The input start

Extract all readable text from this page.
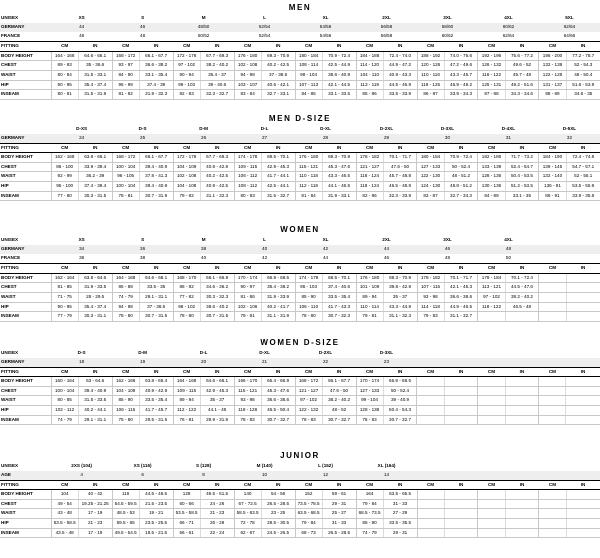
MEN
UNISEX	XS		S		M		L		XL		2XL		3XL		4XL		5XL	
GERMANY	44		46		48/50		52/54		54/56		56/58		58/60		60/62		62/64	
FRANCE	46		48		50/52		52/54		54/56		56/58		60/62		62/64		64/66	
FITTING	CM	IN	CM	IN	CM	IN	CM	IN	CM	IN	CM	IN	CM	IN	CM	IN	CM	IN
BODY HEIGHT	164 - 168	64.6 - 66.1	168 - 172	66.1 - 67.7	172 - 176	67.7 - 69.3	176 - 180	69.3 - 70.9	180 - 184	70.9 - 72.4	184 - 188	72.4 - 74.0	188 - 192	74.0 - 75.6	192 - 196	75.6 - 77.2	196 - 200	77.2 - 78.7
CHEST	89 - 93	35 - 36.6	93 - 97	36.6 - 38.2	97 - 102	38.2 - 40.2	102 - 108	40.2 - 42.5	108 - 114	42.5 - 44.9	114 - 120	44.9 - 47.2	120 - 126	47.2 - 49.6	126 - 132	49.6 - 52	132 - 138	52 - 54.3
WAIST	80 - 84	31.5 - 33.1	84 - 90	33.1 - 35.4	90 - 94	35.4 - 37	94 - 98	37 - 38.6	98 - 104	38.6 - 40.9	104 - 110	40.9 - 43.3	110 - 116	43.3 - 45.7	116 - 122	45.7 - 48	122 - 128	48 - 50.4
HIP	90 - 95	35.4 - 37.4	95 - 99	37.4 - 39	99 - 103	39 - 40.6	103 - 107	40.6 - 42.1	107 - 113	42.1 - 44.5	113 - 119	44.5 - 46.9	119 - 125	46.9 - 49.2	125 - 131	49.2 - 51.6	131 - 137	51.6 - 53.9
INSEAM	80 - 81	31.5 - 31.9	81 - 82	31.9 - 32.3	82 - 83	32.3 - 32.7	83 - 84	32.7 - 33.1	84 - 85	33.1 - 33.5	85 - 86	33.5 - 33.9	86 - 87	33.9 - 34.3	87 - 88	34.3 - 34.6	88 - 89	34.6 - 35
MEN D-SIZE
	D-XS		D-S		D-M		D-L		D-XL		D-2XL		D-3XL		D-4XL		D-5XL	
GERMANY	24		25		26		27		28		29		30		31		32	
FITTING	CM	IN	CM	IN	CM	IN	CM	IN	CM	IN	CM	IN	CM	IN	CM	IN	CM	IN
BODY HEIGHT	162 - 168	63.8 - 66.1	168 - 172	66.1 - 67.7	172 - 176	67.7 - 69.3	174 - 178	68.5 - 70.1	176 - 180	69.3 - 70.9	178 - 182	70.1 - 71.7	180 - 184	70.9 - 72.4	182 - 186	71.7 - 73.2	184 - 190	72.4 - 74.8
CHEST	86 - 100	33.9 - 39.4	100 - 104	39.4 - 40.9	104 - 109	40.9 - 42.9	109 - 115	42.9 - 45.3	115 - 121	45.3 - 47.6	121 - 127	47.6 - 50	127 - 133	50 - 52.4	133 - 139	52.4 - 54.7	139 - 145	54.7 - 57.1
WAIST	92 - 99	36.2 - 39	96 - 105	37.8 - 41.3	102 - 108	40.2 - 42.5	106 - 112	41.7 - 44.1	110 - 118	43.3 - 46.5	116 - 124	45.7 - 48.8	122 - 130	48 - 51.2	128 - 136	50.4 - 53.5	132 - 140	52 - 55.1
HIP	95 - 100	37.4 - 39.4	100 - 104	39.4 - 40.9	104 - 108	40.9 - 42.5	108 - 112	42.5 - 44.1	112 - 118	44.1 - 46.5	118 - 124	46.5 - 48.8	124 - 130	48.8 - 51.2	130 - 136	51.2 - 53.5	136 - 91	53.5 - 55.9
INSEAM	77 - 80	30.3 - 31.5	78 - 81	30.7 - 31.9	79 - 82	31.1 - 32.3	80 - 83	31.5 - 32.7	81 - 84	31.9 - 33.1	82 - 86	32.3 - 33.9	83 - 87	32.7 - 34.3	84 - 89	33.1 - 35	86 - 91	33.9 - 35.8
WOMEN
UNISEX	XS		S		M		L		XL		2XL		3XL		4XL			
GERMANY	34		36		38		40		42		44		46		48			
FRANCE	36		38		40		42		44		46		48		50			
FITTING	CM	IN	CM	IN	CM	IN	CM	IN	CM	IN	CM	IN	CM	IN	CM	IN	CM	IN
BODY HEIGHT	162 - 164	63.8 - 64.6	164 - 168	64.6 - 66.1	168 - 170	66.1 - 66.9	170 - 174	66.9 - 68.5	174 - 178	68.5 - 70.1	176 - 180	69.3 - 70.9	178 - 182	70.1 - 71.7	178 - 184	70.1 - 72.4		
CHEST	81 - 85	31.9 - 33.5	85 - 89	33.5 - 35	88 - 92	34.6 - 36.2	90 - 97	35.4 - 38.2	95 - 103	37.4 - 40.6	101 - 109	39.8 - 42.9	107 - 115	42.1 - 45.3	113 - 121	44.5 - 47.6		
WAIST	71 - 75	28 - 29.5	74 - 79	29.1 - 31.1	77 - 82	30.3 - 32.3	81 - 86	31.9 - 33.9	85 - 90	33.5 - 35.4	89 - 94	35 - 37	93 - 98	36.6 - 38.6	97 - 102	38.2 - 40.2		
HIP	90 - 95	35.4 - 37.4	94 - 98	37 - 38.6	98 - 102	38.6 - 40.2	102 - 106	40.2 - 41.7	106 - 110	41.7 - 43.3	110 - 114	43.3 - 44.9	114 - 118	44.9 - 46.5	118 - 122	46.5 - 48		
INSEAM	77 - 79	30.3 - 31.1	78 - 80	30.7 - 31.5	78 - 80	30.7 - 31.5	79 - 81	31.1 - 31.9	78 - 80	30.7 - 32.3	79 - 81	31.1 - 32.3	79 - 83	31.1 - 32.7				
WOMEN D-SIZE
UNISEX	D-S		D-M		D-L		D-XL		D-2XL		D-3XL							
GERMANY	18		19		20		21		22		23							
FITTING	CM	IN	CM	IN	CM	IN	CM	IN	CM	IN	CM	IN	CM	IN	CM	IN	CM	IN
BODY HEIGHT	160 - 164	63 - 64.6	162 - 166	63.8 - 65.4	164 - 168	64.6 - 66.1	166 - 170	65.4 - 66.9	168 - 172	66.1 - 67.7	170 - 174	66.9 - 68.5						
CHEST	100 - 104	39.4 - 40.9	104 - 109	40.9 - 42.9	109 - 115	42.9 - 45.3	115 - 121	45.3 - 47.6	121 - 127	47.6 - 50	127 - 133	50 - 52.4						
WAIST	80 - 85	31.5 - 33.5	85 - 90	33.5 - 35.4	89 - 94	35 - 37	93 - 98	36.6 - 38.6	97 - 102	38.2 - 40.2	99 - 104	39 - 40.9						
HIP	102 - 112	40.2 - 44.1	106 - 116	41.7 - 45.7	112 - 122	44.1 - 48	118 - 128	46.5 - 50.4	122 - 132	48 - 52	128 - 138	50.4 - 54.3						
INSEAM	74 - 79	29.1 - 31.1	75 - 80	29.5 - 31.5	76 - 81	29.9 - 31.9	78 - 83	30.7 - 32.7	78 - 83	30.7 - 32.7	78 - 83	30.7 - 32.7						
JUNIOR
UNISEX	2XS (104)		XS (116)		S (128)		M (140)		L (152)		XL (164)							
AGE	4		6		8		10		12		14							
FITTING	CM	IN	CM	IN	CM	IN	CM	IN	CM	IN	CM	IN	CM	IN	CM	IN	CM	IN
BODY HEIGHT	104	40 - 42	116	44.5 - 46.5	128	49.5 - 51.5	140	54 - 56	152	59 - 61	164	63.5 - 65.5						
CHEST	49 - 54	19.25 - 21.25	54.5 - 59.5	21.5 - 23.5	60 - 66	24 - 26	67 - 72.5	26.5 - 28.5	73.5 - 78.5	29 - 31	79 - 84	31 - 33						
WAIST	43 - 48	17 - 19	48.5 - 53	19 - 21	53.5 - 58.5	21 - 23	58.5 - 63.5	23 - 25	63.5 - 68.5	25 - 27	68.5 - 73.5	27 - 29						
HIP	53.5 - 58.5	21 - 23	59.5 - 65	23.5 - 25.5	66 - 71	26 - 28	72 - 78	28.5 - 30.5	79 - 84	31 - 33	85 - 90	33.5 - 35.5						
INSEAM	43.5 - 48	17 - 19	49.5 - 54.5	19.5 - 21.5	56 - 61	22 - 24	62 - 67	24.5 - 26.5	68 - 73	26.5 - 28.5	74 - 79	29 - 31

The input end

Check each line of the records above for the word "WAIST", then give the number of lines that have it, with no other words.

5